**Objective**
Reproduce every line of the data below verbatim, keeping each character and the original line order unchanged.

Element region listings:

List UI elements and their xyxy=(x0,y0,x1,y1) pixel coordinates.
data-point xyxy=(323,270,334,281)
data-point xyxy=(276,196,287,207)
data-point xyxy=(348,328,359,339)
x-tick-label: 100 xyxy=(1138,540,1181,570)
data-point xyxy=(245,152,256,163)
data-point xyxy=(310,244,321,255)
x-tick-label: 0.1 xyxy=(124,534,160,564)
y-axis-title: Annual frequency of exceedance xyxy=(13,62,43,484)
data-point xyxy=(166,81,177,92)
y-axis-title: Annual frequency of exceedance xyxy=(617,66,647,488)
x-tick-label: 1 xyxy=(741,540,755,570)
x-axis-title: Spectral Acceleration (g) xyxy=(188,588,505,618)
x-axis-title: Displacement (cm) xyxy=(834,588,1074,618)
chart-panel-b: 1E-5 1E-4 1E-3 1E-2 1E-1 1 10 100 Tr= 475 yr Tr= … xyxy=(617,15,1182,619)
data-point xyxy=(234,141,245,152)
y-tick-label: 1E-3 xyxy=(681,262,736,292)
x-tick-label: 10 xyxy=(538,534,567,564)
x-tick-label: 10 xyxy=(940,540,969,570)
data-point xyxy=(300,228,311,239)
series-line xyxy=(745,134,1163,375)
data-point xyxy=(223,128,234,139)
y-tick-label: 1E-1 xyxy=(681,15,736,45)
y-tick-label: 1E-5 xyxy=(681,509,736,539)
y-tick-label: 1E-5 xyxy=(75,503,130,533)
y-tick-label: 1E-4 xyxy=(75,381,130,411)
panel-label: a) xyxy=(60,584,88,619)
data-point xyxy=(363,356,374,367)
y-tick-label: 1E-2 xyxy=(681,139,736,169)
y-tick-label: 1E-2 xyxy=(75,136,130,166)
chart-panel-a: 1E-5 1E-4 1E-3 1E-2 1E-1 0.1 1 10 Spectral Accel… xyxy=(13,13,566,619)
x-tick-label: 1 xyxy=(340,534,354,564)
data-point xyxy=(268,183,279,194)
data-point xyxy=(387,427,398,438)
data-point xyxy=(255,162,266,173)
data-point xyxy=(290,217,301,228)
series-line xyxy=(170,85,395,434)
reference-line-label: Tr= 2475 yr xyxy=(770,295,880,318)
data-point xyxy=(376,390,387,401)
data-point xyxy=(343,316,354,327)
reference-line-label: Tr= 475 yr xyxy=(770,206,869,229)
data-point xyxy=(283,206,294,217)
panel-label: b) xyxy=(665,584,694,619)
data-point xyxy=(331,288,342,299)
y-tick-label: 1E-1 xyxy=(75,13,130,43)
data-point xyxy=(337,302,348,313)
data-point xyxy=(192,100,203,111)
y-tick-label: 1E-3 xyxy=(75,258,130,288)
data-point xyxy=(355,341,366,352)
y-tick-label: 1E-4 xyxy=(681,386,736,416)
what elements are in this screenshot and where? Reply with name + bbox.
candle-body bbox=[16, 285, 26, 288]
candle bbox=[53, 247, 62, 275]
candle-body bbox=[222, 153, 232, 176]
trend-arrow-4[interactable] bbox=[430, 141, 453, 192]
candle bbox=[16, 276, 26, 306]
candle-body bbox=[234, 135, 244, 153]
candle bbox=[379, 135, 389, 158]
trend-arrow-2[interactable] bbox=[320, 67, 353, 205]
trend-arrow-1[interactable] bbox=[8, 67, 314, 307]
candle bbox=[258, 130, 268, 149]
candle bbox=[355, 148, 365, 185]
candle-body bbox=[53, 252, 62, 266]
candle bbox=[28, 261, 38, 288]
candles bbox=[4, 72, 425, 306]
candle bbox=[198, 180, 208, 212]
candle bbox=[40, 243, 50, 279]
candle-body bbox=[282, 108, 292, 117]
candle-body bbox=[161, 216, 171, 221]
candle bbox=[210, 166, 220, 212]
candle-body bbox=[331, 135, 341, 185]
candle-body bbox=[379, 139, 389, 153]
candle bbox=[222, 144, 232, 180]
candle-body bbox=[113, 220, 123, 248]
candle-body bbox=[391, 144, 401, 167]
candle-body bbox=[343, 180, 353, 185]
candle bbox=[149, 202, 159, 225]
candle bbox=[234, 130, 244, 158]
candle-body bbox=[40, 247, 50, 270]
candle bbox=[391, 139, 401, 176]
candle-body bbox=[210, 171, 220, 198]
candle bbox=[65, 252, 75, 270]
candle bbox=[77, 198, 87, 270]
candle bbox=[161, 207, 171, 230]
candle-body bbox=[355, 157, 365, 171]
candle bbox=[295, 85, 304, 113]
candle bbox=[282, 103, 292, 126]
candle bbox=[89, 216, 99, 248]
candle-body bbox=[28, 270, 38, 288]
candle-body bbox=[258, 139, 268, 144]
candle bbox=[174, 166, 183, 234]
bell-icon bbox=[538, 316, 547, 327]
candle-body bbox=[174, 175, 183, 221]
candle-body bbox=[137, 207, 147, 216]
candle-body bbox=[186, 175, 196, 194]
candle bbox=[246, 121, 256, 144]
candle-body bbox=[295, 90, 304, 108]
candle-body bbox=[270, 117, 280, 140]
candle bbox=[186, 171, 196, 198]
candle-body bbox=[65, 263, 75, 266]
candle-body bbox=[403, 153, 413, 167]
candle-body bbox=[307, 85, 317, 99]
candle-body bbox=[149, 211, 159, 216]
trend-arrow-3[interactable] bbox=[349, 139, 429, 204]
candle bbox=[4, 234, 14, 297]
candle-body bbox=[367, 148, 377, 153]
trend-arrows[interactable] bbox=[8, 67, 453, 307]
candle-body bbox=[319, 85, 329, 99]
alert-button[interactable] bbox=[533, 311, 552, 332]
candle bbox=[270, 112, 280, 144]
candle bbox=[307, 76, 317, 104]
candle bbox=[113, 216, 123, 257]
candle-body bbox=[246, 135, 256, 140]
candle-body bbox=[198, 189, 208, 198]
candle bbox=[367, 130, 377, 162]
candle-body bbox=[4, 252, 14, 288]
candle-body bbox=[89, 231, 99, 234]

**Complete response**
List UI elements and their xyxy=(x0,y0,x1,y1) pixel coordinates.
data-point xyxy=(323,270,334,281)
data-point xyxy=(276,196,287,207)
data-point xyxy=(348,328,359,339)
x-tick-label: 100 xyxy=(1138,540,1181,570)
data-point xyxy=(245,152,256,163)
data-point xyxy=(310,244,321,255)
x-tick-label: 0.1 xyxy=(124,534,160,564)
y-axis-title: Annual frequency of exceedance xyxy=(13,62,43,484)
data-point xyxy=(166,81,177,92)
y-axis-title: Annual frequency of exceedance xyxy=(617,66,647,488)
x-tick-label: 1 xyxy=(741,540,755,570)
x-axis-title: Spectral Acceleration (g) xyxy=(188,588,505,618)
x-axis-title: Displacement (cm) xyxy=(834,588,1074,618)
chart-panel-b: 1E-5 1E-4 1E-3 1E-2 1E-1 1 10 100 Tr= 475 yr Tr= … xyxy=(617,15,1182,619)
data-point xyxy=(234,141,245,152)
y-tick-label: 1E-3 xyxy=(681,262,736,292)
x-tick-label: 10 xyxy=(538,534,567,564)
x-tick-label: 10 xyxy=(940,540,969,570)
data-point xyxy=(300,228,311,239)
series-line xyxy=(745,134,1163,375)
data-point xyxy=(223,128,234,139)
y-tick-label: 1E-1 xyxy=(681,15,736,45)
y-tick-label: 1E-5 xyxy=(681,509,736,539)
y-tick-label: 1E-5 xyxy=(75,503,130,533)
y-tick-label: 1E-4 xyxy=(75,381,130,411)
panel-label: a) xyxy=(60,584,88,619)
data-point xyxy=(363,356,374,367)
y-tick-label: 1E-2 xyxy=(681,139,736,169)
y-tick-label: 1E-2 xyxy=(75,136,130,166)
chart-panel-a: 1E-5 1E-4 1E-3 1E-2 1E-1 0.1 1 10 Spectral Accel… xyxy=(13,13,566,619)
x-tick-label: 1 xyxy=(340,534,354,564)
data-point xyxy=(268,183,279,194)
data-point xyxy=(387,427,398,438)
data-point xyxy=(255,162,266,173)
data-point xyxy=(290,217,301,228)
series-line xyxy=(170,85,395,434)
reference-line-label: Tr= 2475 yr xyxy=(770,295,880,318)
data-point xyxy=(376,390,387,401)
data-point xyxy=(343,316,354,327)
reference-line-label: Tr= 475 yr xyxy=(770,206,869,229)
data-point xyxy=(283,206,294,217)
panel-label: b) xyxy=(665,584,694,619)
data-point xyxy=(331,288,342,299)
y-tick-label: 1E-1 xyxy=(75,13,130,43)
data-point xyxy=(337,302,348,313)
data-point xyxy=(192,100,203,111)
y-tick-label: 1E-3 xyxy=(75,258,130,288)
data-point xyxy=(355,341,366,352)
y-tick-label: 1E-4 xyxy=(681,386,736,416)
what elements are in this screenshot and where? Reply with name + bbox.
candle-body bbox=[16, 285, 26, 288]
candle bbox=[53, 247, 62, 275]
candle-body bbox=[222, 153, 232, 176]
trend-arrow-4[interactable] bbox=[430, 141, 453, 192]
candle bbox=[16, 276, 26, 306]
candle-body bbox=[234, 135, 244, 153]
candle bbox=[379, 135, 389, 158]
trend-arrow-2[interactable] bbox=[320, 67, 353, 205]
trend-arrow-1[interactable] bbox=[8, 67, 314, 307]
candle bbox=[258, 130, 268, 149]
candle bbox=[355, 148, 365, 185]
candle-body bbox=[53, 252, 62, 266]
candle bbox=[28, 261, 38, 288]
candles bbox=[4, 72, 425, 306]
candle bbox=[198, 180, 208, 212]
candle bbox=[40, 243, 50, 279]
candle-body bbox=[282, 108, 292, 117]
candle-body bbox=[161, 216, 171, 221]
candle bbox=[210, 166, 220, 212]
candle-body bbox=[331, 135, 341, 185]
candle-body bbox=[379, 139, 389, 153]
candle bbox=[222, 144, 232, 180]
candle-body bbox=[113, 220, 123, 248]
candle-body bbox=[391, 144, 401, 167]
candle-body bbox=[343, 180, 353, 185]
candle bbox=[149, 202, 159, 225]
candle bbox=[234, 130, 244, 158]
candle-body bbox=[40, 247, 50, 270]
candle bbox=[391, 139, 401, 176]
candle-body bbox=[210, 171, 220, 198]
candle bbox=[65, 252, 75, 270]
candle bbox=[77, 198, 87, 270]
candle bbox=[161, 207, 171, 230]
candle-body bbox=[355, 157, 365, 171]
candle bbox=[295, 85, 304, 113]
candle bbox=[282, 103, 292, 126]
candle bbox=[89, 216, 99, 248]
candle-body bbox=[28, 270, 38, 288]
candle-body bbox=[258, 139, 268, 144]
candle bbox=[174, 166, 183, 234]
bell-icon bbox=[538, 316, 547, 327]
candle-body bbox=[174, 175, 183, 221]
candle-body bbox=[137, 207, 147, 216]
candle-body bbox=[186, 175, 196, 194]
candle bbox=[246, 121, 256, 144]
candle-body bbox=[295, 90, 304, 108]
candle-body bbox=[270, 117, 280, 140]
candle bbox=[186, 171, 196, 198]
candle-body bbox=[65, 263, 75, 266]
candle-body bbox=[403, 153, 413, 167]
candle-body bbox=[307, 85, 317, 99]
candle-body bbox=[149, 211, 159, 216]
trend-arrow-3[interactable] bbox=[349, 139, 429, 204]
candle bbox=[4, 234, 14, 297]
candle-body bbox=[367, 148, 377, 153]
trend-arrows[interactable] bbox=[8, 67, 453, 307]
candle-body bbox=[319, 85, 329, 99]
alert-button[interactable] bbox=[533, 311, 552, 332]
candle bbox=[270, 112, 280, 144]
candle bbox=[307, 76, 317, 104]
candle bbox=[113, 216, 123, 257]
candle-body bbox=[246, 135, 256, 140]
candle-body bbox=[198, 189, 208, 198]
candle bbox=[367, 130, 377, 162]
candle-body bbox=[4, 252, 14, 288]
candle-body bbox=[89, 231, 99, 234]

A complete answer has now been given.